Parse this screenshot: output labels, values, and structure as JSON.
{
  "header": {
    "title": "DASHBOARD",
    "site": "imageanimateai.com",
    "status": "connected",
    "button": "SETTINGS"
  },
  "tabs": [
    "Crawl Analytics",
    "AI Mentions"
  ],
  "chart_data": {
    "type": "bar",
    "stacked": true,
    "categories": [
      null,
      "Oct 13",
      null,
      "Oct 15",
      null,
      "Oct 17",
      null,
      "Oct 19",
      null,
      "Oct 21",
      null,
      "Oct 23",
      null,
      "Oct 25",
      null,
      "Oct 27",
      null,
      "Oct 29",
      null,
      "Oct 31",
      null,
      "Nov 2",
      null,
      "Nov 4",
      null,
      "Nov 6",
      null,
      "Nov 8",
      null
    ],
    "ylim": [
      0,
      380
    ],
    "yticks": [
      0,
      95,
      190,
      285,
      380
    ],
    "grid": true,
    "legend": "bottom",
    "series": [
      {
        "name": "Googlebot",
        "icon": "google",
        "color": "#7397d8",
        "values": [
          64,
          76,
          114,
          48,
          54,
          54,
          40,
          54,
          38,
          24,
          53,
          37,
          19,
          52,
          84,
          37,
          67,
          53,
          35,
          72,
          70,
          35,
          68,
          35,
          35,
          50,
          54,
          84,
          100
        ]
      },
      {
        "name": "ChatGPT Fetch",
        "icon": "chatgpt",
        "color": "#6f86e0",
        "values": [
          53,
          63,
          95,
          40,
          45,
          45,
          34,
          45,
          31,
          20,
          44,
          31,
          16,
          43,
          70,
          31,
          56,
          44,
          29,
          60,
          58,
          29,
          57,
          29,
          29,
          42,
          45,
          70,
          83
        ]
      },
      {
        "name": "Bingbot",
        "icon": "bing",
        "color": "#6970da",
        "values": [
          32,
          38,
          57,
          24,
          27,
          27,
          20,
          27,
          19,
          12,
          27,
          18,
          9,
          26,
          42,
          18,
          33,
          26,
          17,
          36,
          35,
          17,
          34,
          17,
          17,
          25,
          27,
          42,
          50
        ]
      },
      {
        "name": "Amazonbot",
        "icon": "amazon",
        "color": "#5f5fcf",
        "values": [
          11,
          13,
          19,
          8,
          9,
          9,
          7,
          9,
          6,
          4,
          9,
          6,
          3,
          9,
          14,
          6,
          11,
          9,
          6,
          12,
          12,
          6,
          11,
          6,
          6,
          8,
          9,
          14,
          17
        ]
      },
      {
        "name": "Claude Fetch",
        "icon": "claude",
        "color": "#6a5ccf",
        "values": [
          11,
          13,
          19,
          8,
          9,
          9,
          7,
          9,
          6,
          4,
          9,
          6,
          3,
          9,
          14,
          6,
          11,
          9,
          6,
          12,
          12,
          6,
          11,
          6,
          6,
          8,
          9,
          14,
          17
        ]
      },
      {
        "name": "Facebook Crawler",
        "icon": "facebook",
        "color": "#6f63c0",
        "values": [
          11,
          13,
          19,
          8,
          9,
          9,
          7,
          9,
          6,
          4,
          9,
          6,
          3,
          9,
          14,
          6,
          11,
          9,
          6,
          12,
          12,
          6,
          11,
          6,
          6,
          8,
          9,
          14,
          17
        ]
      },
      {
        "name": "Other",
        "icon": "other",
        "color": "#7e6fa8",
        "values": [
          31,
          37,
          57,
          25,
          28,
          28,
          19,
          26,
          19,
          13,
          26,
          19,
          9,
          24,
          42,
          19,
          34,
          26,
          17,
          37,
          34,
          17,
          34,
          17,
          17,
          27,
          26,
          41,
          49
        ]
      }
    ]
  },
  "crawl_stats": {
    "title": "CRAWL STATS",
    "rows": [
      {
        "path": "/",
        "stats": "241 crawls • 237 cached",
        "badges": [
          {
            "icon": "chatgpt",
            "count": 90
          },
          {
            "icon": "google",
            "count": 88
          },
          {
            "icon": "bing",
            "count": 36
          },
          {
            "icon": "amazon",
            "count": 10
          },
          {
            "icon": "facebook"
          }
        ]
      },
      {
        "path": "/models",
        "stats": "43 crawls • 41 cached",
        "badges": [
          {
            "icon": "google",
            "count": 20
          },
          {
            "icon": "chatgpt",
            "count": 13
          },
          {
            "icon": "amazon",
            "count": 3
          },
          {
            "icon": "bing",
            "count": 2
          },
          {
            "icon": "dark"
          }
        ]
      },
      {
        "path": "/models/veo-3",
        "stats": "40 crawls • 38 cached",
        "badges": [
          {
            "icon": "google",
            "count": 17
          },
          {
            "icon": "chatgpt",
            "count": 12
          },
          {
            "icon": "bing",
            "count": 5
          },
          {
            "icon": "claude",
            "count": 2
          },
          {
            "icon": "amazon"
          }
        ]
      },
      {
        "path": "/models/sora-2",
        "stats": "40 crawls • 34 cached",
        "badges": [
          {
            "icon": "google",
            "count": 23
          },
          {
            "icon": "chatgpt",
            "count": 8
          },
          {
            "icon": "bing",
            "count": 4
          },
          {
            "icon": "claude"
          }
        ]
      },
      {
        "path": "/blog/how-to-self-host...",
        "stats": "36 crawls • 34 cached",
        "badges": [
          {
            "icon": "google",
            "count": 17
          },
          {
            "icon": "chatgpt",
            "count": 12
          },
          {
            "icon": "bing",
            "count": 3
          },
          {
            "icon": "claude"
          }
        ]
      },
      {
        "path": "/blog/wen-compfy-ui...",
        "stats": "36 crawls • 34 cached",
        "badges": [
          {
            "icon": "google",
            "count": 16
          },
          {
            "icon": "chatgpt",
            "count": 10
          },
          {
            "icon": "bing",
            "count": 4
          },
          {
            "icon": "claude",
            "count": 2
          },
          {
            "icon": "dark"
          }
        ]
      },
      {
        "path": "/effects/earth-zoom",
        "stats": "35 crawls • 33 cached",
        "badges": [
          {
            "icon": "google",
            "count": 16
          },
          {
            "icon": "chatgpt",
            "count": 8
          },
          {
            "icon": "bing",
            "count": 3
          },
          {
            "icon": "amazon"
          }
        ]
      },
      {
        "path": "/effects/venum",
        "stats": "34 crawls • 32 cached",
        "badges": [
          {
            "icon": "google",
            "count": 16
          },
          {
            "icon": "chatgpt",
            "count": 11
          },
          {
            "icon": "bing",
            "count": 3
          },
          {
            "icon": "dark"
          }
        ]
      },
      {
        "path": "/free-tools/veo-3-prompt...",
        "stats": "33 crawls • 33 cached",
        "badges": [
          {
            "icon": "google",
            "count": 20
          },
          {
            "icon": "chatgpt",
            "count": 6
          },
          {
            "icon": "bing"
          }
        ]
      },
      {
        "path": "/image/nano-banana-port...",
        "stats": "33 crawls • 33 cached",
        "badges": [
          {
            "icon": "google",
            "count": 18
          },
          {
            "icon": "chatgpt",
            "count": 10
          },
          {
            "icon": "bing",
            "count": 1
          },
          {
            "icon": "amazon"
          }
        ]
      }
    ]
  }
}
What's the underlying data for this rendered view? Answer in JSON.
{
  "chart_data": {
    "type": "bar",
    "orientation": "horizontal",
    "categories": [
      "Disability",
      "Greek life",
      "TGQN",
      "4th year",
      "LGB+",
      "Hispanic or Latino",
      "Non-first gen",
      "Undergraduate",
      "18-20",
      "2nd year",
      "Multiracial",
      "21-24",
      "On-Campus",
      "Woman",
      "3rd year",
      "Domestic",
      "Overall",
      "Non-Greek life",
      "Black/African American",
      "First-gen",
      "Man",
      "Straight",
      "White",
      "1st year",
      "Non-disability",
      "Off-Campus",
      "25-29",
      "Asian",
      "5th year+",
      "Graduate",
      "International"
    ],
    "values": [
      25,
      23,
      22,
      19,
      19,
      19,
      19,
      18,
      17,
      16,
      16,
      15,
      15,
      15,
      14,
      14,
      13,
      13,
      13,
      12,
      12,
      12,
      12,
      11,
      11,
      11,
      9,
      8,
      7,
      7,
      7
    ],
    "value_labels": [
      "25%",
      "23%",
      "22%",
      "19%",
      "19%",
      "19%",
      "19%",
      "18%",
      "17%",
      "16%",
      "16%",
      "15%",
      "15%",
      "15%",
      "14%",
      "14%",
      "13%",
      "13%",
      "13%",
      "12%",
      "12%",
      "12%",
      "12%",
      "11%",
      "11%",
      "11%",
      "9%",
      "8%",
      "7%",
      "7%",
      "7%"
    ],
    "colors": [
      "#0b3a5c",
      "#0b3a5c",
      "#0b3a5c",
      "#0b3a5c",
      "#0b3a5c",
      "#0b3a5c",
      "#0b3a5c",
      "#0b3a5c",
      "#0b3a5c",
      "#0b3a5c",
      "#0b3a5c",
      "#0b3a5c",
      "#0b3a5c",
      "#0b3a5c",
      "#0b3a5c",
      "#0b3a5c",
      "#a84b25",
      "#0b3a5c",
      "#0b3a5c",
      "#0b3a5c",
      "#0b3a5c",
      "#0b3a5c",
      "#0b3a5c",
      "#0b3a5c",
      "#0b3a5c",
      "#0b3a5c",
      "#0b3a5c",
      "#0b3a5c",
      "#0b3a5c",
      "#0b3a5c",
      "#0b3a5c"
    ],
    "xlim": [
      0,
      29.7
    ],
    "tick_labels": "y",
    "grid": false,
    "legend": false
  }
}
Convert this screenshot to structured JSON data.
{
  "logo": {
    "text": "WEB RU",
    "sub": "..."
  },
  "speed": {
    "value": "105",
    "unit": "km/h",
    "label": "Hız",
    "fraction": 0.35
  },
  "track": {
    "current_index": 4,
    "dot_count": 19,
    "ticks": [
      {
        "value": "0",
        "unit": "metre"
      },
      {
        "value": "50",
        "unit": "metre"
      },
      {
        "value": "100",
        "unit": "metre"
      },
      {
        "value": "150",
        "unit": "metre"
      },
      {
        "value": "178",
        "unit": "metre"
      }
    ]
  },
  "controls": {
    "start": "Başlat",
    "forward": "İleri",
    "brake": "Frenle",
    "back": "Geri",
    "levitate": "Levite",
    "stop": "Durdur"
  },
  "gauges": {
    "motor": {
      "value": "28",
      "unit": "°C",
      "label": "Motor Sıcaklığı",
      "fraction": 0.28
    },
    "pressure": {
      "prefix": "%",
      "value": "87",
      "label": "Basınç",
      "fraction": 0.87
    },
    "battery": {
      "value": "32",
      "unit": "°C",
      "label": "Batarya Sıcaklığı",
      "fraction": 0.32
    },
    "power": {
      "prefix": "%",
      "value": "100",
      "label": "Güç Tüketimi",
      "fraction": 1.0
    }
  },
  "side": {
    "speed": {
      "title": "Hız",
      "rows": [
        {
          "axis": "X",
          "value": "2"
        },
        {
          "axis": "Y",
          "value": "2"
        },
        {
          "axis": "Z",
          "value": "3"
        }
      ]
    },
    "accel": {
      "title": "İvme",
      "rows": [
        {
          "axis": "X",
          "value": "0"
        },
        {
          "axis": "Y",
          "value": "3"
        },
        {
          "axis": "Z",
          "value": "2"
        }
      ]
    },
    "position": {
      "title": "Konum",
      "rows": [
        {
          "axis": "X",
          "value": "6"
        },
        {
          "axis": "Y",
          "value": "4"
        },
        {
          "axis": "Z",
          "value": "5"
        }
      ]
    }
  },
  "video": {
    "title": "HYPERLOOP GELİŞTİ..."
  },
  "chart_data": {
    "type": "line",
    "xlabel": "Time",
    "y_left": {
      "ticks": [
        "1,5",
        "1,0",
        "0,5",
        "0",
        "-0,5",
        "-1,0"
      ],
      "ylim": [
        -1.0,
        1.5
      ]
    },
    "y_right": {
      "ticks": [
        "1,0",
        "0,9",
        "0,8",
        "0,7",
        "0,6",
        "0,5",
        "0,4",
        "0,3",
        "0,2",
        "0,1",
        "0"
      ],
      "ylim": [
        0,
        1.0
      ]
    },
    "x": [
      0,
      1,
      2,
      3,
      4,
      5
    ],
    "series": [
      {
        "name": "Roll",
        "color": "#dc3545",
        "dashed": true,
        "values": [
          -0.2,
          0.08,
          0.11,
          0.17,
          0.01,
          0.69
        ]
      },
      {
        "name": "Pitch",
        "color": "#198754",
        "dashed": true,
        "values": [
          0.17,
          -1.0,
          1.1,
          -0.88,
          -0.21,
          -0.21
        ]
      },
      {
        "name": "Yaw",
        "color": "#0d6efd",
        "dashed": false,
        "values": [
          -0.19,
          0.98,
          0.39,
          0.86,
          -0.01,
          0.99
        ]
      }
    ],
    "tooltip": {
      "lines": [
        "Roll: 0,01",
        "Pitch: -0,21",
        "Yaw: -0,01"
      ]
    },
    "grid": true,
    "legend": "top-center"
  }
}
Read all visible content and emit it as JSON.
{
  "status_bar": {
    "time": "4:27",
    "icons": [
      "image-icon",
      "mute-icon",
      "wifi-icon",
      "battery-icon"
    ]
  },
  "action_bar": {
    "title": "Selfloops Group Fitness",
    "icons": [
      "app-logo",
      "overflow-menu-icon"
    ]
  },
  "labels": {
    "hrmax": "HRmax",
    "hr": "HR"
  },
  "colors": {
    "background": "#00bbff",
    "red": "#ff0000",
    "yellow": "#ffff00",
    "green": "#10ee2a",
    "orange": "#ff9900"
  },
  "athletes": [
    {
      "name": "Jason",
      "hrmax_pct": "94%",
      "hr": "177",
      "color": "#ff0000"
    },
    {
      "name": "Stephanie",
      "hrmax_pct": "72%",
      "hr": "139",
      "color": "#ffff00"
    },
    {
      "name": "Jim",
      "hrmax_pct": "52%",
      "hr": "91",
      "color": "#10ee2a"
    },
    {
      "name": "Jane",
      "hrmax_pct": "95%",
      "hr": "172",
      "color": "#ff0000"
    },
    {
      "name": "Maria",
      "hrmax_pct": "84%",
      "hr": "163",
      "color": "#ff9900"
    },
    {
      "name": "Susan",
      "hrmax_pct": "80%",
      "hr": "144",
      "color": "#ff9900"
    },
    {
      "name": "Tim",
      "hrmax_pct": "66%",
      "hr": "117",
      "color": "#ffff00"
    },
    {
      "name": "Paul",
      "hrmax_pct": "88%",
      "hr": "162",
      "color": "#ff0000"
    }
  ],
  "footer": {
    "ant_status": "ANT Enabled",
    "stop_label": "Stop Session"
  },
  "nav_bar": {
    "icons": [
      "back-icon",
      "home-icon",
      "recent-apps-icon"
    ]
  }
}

——————————

EXERCISE DIRECTIONS: Lines that hold the word "path" are the ones to return, every one of them.

THE COMPLETED TASK:
        "path": "/",
        "path": "/models",
        "path": "/models/veo-3",
        "path": "/models/sora-2",
        "path": "/blog/how-to-self-host...",
        "path": "/blog/wen-compfy-ui...",
        "path": "/effects/earth-zoom",
        "path": "/effects/venum",
        "path": "/free-tools/veo-3-prompt...",
        "path": "/image/nano-banana-port...",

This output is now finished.